**MATERIAL FOR THE TASK:**
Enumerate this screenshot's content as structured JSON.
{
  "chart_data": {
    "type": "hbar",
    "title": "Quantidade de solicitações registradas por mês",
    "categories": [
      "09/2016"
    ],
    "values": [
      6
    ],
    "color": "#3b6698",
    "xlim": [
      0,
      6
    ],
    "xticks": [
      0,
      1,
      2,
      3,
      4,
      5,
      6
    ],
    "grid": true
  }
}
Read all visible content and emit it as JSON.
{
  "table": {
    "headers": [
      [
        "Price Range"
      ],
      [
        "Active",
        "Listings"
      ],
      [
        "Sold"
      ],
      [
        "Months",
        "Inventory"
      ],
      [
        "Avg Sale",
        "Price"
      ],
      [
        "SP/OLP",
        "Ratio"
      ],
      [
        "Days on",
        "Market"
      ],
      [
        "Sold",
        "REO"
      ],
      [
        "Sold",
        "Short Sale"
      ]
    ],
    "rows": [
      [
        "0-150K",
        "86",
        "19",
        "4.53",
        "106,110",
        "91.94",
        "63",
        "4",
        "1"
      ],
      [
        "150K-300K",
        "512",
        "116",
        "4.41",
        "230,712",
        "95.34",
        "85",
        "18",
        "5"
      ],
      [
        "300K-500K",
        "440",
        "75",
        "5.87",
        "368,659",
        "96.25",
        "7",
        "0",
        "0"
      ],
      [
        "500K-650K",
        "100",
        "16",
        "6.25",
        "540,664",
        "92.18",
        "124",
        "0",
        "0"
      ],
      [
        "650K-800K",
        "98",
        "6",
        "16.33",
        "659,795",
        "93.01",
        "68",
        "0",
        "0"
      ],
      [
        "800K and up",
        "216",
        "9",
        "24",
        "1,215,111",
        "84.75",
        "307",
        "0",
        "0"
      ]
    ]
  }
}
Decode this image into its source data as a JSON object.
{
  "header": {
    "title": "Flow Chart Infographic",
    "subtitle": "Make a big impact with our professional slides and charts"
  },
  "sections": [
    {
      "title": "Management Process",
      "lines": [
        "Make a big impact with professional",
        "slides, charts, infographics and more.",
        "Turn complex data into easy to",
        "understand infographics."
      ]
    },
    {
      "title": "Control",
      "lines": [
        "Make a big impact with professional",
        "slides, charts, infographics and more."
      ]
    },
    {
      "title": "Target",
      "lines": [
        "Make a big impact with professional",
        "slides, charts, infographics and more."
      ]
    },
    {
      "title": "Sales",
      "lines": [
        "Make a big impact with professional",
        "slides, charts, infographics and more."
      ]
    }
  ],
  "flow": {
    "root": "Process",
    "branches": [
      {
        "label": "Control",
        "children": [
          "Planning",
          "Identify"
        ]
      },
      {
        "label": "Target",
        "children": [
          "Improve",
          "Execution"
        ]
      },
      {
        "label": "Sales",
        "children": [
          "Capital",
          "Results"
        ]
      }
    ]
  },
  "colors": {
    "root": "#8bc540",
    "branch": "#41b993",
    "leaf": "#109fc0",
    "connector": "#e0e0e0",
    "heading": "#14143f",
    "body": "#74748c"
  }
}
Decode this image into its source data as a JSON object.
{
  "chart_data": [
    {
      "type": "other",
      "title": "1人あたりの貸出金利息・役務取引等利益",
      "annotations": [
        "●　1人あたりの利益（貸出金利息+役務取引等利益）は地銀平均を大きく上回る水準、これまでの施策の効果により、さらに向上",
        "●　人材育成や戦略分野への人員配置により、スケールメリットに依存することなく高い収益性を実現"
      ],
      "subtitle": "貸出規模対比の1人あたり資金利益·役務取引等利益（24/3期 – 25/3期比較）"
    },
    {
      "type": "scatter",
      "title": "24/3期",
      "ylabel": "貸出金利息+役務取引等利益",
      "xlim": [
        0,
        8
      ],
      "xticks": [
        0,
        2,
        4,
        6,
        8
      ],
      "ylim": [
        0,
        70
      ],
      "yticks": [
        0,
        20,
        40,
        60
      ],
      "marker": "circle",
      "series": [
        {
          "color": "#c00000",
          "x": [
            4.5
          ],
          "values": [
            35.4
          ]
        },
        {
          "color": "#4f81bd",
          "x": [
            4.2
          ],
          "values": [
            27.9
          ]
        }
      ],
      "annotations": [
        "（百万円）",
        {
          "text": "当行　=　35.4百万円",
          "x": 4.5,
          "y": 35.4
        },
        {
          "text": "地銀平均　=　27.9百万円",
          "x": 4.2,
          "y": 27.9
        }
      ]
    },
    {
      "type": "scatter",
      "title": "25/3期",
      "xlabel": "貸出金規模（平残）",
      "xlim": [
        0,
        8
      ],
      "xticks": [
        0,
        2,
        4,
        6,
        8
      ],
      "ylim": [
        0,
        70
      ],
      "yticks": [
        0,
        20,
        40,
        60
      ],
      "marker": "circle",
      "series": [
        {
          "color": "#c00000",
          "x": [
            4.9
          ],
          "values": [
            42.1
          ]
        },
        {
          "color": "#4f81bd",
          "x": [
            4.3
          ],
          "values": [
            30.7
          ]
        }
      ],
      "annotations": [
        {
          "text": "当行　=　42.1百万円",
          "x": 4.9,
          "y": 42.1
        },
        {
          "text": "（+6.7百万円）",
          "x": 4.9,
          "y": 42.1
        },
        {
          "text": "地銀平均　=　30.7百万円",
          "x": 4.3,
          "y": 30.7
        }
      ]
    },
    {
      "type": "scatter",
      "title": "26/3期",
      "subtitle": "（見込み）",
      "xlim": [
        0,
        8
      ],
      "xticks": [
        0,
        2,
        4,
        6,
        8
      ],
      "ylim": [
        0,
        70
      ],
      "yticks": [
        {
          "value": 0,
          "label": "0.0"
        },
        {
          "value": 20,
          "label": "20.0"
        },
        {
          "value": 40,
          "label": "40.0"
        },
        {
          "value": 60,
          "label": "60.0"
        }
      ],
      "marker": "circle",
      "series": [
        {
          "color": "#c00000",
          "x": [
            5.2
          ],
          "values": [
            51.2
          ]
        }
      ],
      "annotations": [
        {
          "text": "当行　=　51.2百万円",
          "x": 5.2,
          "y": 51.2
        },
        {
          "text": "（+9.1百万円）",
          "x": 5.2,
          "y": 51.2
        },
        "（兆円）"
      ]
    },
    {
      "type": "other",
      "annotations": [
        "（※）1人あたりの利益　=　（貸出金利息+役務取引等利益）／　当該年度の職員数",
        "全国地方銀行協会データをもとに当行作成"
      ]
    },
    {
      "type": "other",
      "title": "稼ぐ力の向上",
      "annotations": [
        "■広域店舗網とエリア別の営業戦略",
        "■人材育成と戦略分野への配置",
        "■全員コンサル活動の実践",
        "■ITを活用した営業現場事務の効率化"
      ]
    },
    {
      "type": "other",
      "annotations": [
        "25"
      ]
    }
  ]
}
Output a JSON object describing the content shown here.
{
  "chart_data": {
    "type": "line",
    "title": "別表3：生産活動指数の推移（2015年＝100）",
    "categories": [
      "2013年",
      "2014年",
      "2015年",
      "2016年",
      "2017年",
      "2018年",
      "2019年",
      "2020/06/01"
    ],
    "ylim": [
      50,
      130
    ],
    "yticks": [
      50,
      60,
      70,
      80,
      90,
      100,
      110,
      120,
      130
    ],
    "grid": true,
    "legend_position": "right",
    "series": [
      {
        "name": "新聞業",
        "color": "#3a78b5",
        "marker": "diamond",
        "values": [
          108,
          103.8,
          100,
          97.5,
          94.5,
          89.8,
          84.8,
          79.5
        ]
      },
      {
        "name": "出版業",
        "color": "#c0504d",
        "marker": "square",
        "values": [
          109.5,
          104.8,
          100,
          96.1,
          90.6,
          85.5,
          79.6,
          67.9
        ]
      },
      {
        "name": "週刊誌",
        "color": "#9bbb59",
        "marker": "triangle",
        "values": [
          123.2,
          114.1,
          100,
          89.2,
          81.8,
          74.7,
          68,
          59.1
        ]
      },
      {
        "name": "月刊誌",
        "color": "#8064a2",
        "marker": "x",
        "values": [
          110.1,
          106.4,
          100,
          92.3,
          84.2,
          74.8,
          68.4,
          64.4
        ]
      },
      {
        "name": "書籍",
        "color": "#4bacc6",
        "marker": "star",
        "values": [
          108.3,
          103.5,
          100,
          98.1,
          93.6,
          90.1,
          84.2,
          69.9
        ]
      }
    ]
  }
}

**YOUR GOAL:** Pick each line holding the word "役務取引等利益" out of the listing.

**PROBLEM SOLUTION:**
      "title": "1人あたりの貸出金利息・役務取引等利益",
        "●　1人あたりの利益（貸出金利息+役務取引等利益）は地銀平均を大きく上回る水準、これまでの施策の効果により、さらに向上",
      "subtitle": "貸出規模対比の1人あたり資金利益·役務取引等利益（24/3期 – 25/3期比較）"
      "ylabel": "貸出金利息+役務取引等利益",
        "（※）1人あたりの利益　=　（貸出金利息+役務取引等利益）／　当該年度の職員数",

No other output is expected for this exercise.